>> BEGIN Records shown
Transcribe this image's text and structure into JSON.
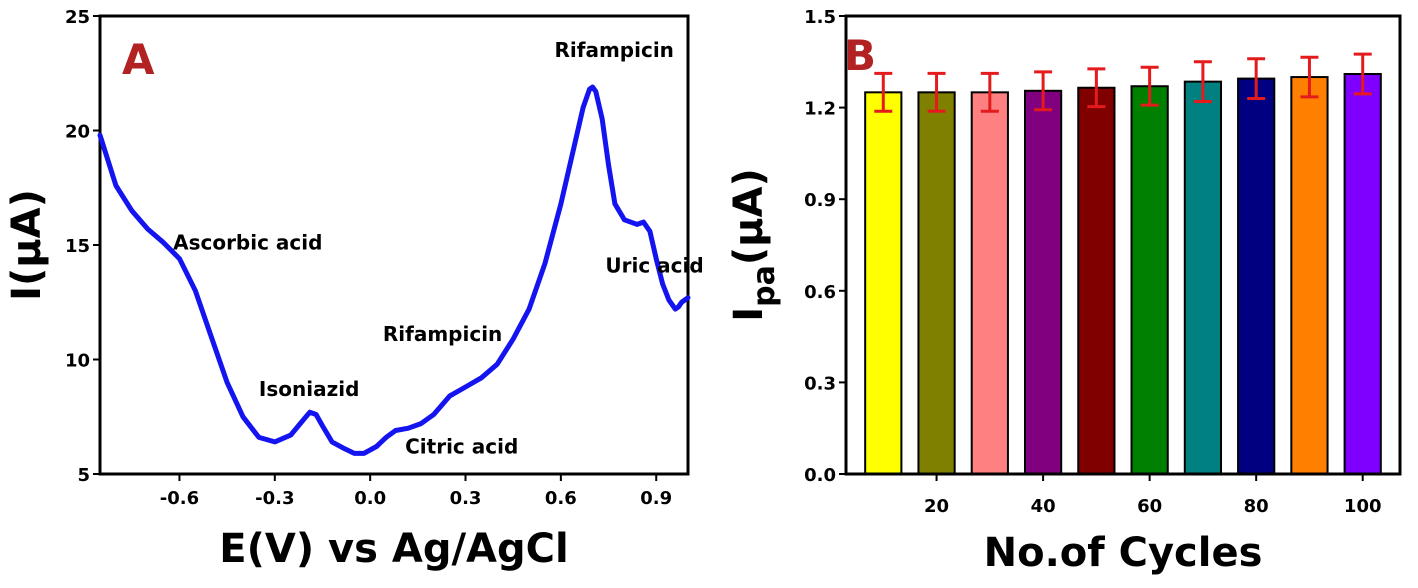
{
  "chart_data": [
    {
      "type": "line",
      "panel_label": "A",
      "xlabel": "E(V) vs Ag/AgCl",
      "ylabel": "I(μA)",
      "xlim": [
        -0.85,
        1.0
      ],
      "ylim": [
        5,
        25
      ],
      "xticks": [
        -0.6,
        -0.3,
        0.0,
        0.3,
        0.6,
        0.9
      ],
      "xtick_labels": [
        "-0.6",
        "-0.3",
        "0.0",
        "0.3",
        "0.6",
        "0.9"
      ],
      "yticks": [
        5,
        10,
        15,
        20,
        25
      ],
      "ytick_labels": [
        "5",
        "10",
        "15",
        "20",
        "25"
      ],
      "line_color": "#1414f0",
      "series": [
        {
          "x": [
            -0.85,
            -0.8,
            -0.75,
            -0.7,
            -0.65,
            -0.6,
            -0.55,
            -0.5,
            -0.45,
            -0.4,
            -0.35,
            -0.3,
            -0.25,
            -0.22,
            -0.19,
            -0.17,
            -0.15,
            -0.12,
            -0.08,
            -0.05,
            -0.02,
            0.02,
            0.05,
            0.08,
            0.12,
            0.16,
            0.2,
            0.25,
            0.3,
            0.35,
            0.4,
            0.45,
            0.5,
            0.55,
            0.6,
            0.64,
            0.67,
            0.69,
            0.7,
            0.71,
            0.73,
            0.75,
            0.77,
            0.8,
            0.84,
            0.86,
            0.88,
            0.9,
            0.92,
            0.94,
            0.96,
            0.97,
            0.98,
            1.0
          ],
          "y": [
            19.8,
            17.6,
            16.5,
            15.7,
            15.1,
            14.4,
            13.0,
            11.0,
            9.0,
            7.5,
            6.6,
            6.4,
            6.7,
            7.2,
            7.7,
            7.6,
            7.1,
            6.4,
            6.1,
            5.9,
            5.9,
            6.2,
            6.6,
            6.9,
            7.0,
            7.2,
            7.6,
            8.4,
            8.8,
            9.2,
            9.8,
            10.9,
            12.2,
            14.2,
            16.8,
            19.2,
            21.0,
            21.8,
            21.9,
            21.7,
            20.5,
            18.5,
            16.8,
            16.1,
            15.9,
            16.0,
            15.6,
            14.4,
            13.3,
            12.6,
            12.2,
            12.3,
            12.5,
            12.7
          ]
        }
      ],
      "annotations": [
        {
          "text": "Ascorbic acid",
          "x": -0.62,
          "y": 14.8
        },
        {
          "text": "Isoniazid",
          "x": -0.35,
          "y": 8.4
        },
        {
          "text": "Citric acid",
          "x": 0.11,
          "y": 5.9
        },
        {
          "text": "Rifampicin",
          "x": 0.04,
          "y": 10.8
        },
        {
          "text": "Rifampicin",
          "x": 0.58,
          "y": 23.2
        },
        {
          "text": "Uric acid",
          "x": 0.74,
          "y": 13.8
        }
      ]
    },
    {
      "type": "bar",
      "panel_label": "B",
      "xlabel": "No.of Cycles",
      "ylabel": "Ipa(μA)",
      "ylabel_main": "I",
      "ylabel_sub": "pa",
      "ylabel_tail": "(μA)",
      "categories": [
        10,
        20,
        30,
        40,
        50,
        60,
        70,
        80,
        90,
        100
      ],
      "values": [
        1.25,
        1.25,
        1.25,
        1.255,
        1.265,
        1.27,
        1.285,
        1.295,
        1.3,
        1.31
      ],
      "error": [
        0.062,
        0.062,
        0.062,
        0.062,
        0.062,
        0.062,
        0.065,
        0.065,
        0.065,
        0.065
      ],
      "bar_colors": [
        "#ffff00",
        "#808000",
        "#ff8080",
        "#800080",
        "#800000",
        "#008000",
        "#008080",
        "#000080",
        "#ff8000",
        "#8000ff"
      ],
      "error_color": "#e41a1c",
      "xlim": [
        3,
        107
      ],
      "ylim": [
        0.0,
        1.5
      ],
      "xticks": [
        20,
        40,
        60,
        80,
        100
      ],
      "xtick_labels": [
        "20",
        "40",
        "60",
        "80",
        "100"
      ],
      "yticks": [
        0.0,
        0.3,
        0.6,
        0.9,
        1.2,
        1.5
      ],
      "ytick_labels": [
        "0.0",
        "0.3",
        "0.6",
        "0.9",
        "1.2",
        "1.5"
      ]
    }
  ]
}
>> END Records shown
- _Work required_:
Reproduce every entry exactly, but omit each picture.

- _Result of the exercise_:
Transcribe this image's text and structure into JSON.
{
  "chart_data": [
    {
      "type": "line",
      "panel_label": "A",
      "xlabel": "E(V) vs Ag/AgCl",
      "ylabel": "I(μA)",
      "xlim": [
        -0.85,
        1.0
      ],
      "ylim": [
        5,
        25
      ],
      "xticks": [
        -0.6,
        -0.3,
        0.0,
        0.3,
        0.6,
        0.9
      ],
      "xtick_labels": [
        "-0.6",
        "-0.3",
        "0.0",
        "0.3",
        "0.6",
        "0.9"
      ],
      "yticks": [
        5,
        10,
        15,
        20,
        25
      ],
      "ytick_labels": [
        "5",
        "10",
        "15",
        "20",
        "25"
      ],
      "line_color": "#1414f0",
      "series": [
        {
          "x": [
            -0.85,
            -0.8,
            -0.75,
            -0.7,
            -0.65,
            -0.6,
            -0.55,
            -0.5,
            -0.45,
            -0.4,
            -0.35,
            -0.3,
            -0.25,
            -0.22,
            -0.19,
            -0.17,
            -0.15,
            -0.12,
            -0.08,
            -0.05,
            -0.02,
            0.02,
            0.05,
            0.08,
            0.12,
            0.16,
            0.2,
            0.25,
            0.3,
            0.35,
            0.4,
            0.45,
            0.5,
            0.55,
            0.6,
            0.64,
            0.67,
            0.69,
            0.7,
            0.71,
            0.73,
            0.75,
            0.77,
            0.8,
            0.84,
            0.86,
            0.88,
            0.9,
            0.92,
            0.94,
            0.96,
            0.97,
            0.98,
            1.0
          ],
          "y": [
            19.8,
            17.6,
            16.5,
            15.7,
            15.1,
            14.4,
            13.0,
            11.0,
            9.0,
            7.5,
            6.6,
            6.4,
            6.7,
            7.2,
            7.7,
            7.6,
            7.1,
            6.4,
            6.1,
            5.9,
            5.9,
            6.2,
            6.6,
            6.9,
            7.0,
            7.2,
            7.6,
            8.4,
            8.8,
            9.2,
            9.8,
            10.9,
            12.2,
            14.2,
            16.8,
            19.2,
            21.0,
            21.8,
            21.9,
            21.7,
            20.5,
            18.5,
            16.8,
            16.1,
            15.9,
            16.0,
            15.6,
            14.4,
            13.3,
            12.6,
            12.2,
            12.3,
            12.5,
            12.7
          ]
        }
      ],
      "annotations": [
        {
          "text": "Ascorbic acid",
          "x": -0.62,
          "y": 14.8
        },
        {
          "text": "Isoniazid",
          "x": -0.35,
          "y": 8.4
        },
        {
          "text": "Citric acid",
          "x": 0.11,
          "y": 5.9
        },
        {
          "text": "Rifampicin",
          "x": 0.04,
          "y": 10.8
        },
        {
          "text": "Rifampicin",
          "x": 0.58,
          "y": 23.2
        },
        {
          "text": "Uric acid",
          "x": 0.74,
          "y": 13.8
        }
      ]
    },
    {
      "type": "bar",
      "panel_label": "B",
      "xlabel": "No.of Cycles",
      "ylabel": "Ipa(μA)",
      "ylabel_main": "I",
      "ylabel_sub": "pa",
      "ylabel_tail": "(μA)",
      "categories": [
        10,
        20,
        30,
        40,
        50,
        60,
        70,
        80,
        90,
        100
      ],
      "values": [
        1.25,
        1.25,
        1.25,
        1.255,
        1.265,
        1.27,
        1.285,
        1.295,
        1.3,
        1.31
      ],
      "error": [
        0.062,
        0.062,
        0.062,
        0.062,
        0.062,
        0.062,
        0.065,
        0.065,
        0.065,
        0.065
      ],
      "bar_colors": [
        "#ffff00",
        "#808000",
        "#ff8080",
        "#800080",
        "#800000",
        "#008000",
        "#008080",
        "#000080",
        "#ff8000",
        "#8000ff"
      ],
      "error_color": "#e41a1c",
      "xlim": [
        3,
        107
      ],
      "ylim": [
        0.0,
        1.5
      ],
      "xticks": [
        20,
        40,
        60,
        80,
        100
      ],
      "xtick_labels": [
        "20",
        "40",
        "60",
        "80",
        "100"
      ],
      "yticks": [
        0.0,
        0.3,
        0.6,
        0.9,
        1.2,
        1.5
      ],
      "ytick_labels": [
        "0.0",
        "0.3",
        "0.6",
        "0.9",
        "1.2",
        "1.5"
      ]
    }
  ]
}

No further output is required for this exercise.